— Problem to work on —
Every record below should be transcribed exactly. Omit the images.

Collected data

■ ■ ■ ■

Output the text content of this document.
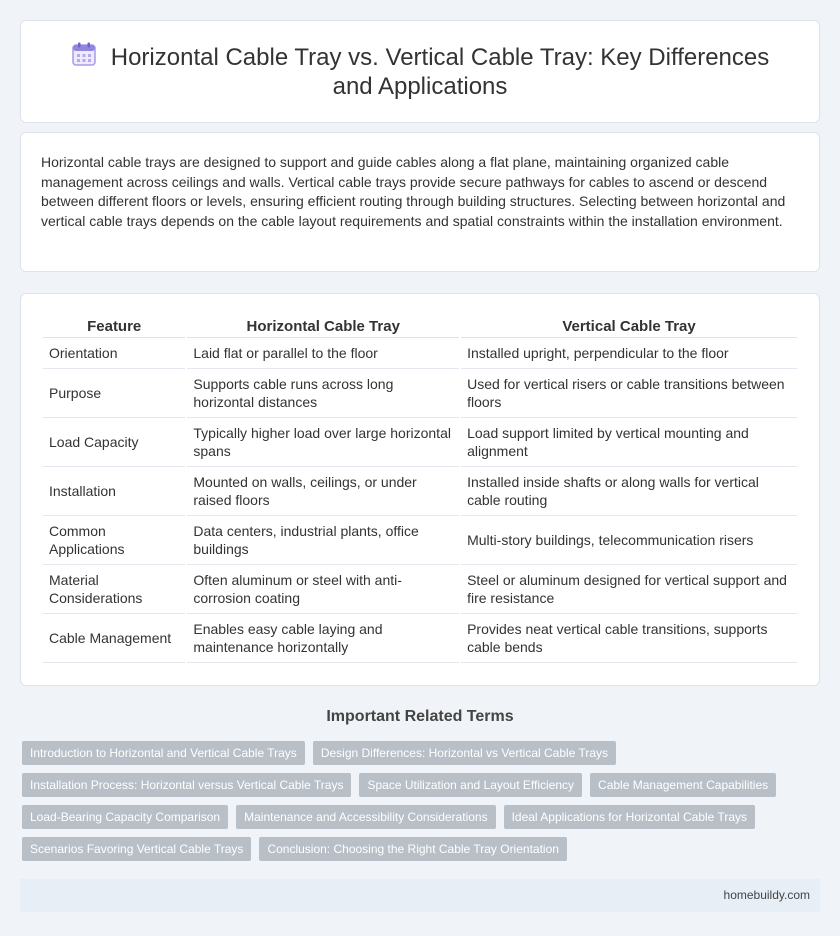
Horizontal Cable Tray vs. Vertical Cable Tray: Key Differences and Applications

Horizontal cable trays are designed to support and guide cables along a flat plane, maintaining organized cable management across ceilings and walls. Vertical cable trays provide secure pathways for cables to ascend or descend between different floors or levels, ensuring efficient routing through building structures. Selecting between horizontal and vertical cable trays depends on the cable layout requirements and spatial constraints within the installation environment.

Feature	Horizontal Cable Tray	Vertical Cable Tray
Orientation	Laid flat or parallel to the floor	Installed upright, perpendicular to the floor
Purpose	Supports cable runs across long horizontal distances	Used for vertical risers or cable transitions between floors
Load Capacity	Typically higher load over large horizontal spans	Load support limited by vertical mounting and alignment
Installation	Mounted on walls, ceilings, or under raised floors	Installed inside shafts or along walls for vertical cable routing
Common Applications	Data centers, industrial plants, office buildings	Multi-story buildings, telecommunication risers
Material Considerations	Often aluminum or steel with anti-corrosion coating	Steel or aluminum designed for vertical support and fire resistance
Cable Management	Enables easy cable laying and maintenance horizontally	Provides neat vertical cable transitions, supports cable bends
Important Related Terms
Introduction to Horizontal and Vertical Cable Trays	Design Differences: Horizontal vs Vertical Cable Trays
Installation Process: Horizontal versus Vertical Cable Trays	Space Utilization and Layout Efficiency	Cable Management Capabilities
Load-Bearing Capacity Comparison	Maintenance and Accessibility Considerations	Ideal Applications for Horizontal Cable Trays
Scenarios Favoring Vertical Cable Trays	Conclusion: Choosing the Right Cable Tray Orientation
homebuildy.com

■ ■ ■ ■

— Final answer —
Output the text content of this document.
Horizontal Cable Tray vs. Vertical Cable Tray: Key Differences and Applications

Horizontal cable trays are designed to support and guide cables along a flat plane, maintaining organized cable management across ceilings and walls. Vertical cable trays provide secure pathways for cables to ascend or descend between different floors or levels, ensuring efficient routing through building structures. Selecting between horizontal and vertical cable trays depends on the cable layout requirements and spatial constraints within the installation environment.

Feature	Horizontal Cable Tray	Vertical Cable Tray
Orientation	Laid flat or parallel to the floor	Installed upright, perpendicular to the floor
Purpose	Supports cable runs across long horizontal distances	Used for vertical risers or cable transitions between floors
Load Capacity	Typically higher load over large horizontal spans	Load support limited by vertical mounting and alignment
Installation	Mounted on walls, ceilings, or under raised floors	Installed inside shafts or along walls for vertical cable routing
Common Applications	Data centers, industrial plants, office buildings	Multi-story buildings, telecommunication risers
Material Considerations	Often aluminum or steel with anti-corrosion coating	Steel or aluminum designed for vertical support and fire resistance
Cable Management	Enables easy cable laying and maintenance horizontally	Provides neat vertical cable transitions, supports cable bends
Important Related Terms
Introduction to Horizontal and Vertical Cable Trays	Design Differences: Horizontal vs Vertical Cable Trays
Installation Process: Horizontal versus Vertical Cable Trays	Space Utilization and Layout Efficiency	Cable Management Capabilities
Load-Bearing Capacity Comparison	Maintenance and Accessibility Considerations	Ideal Applications for Horizontal Cable Trays
Scenarios Favoring Vertical Cable Trays	Conclusion: Choosing the Right Cable Tray Orientation
homebuildy.com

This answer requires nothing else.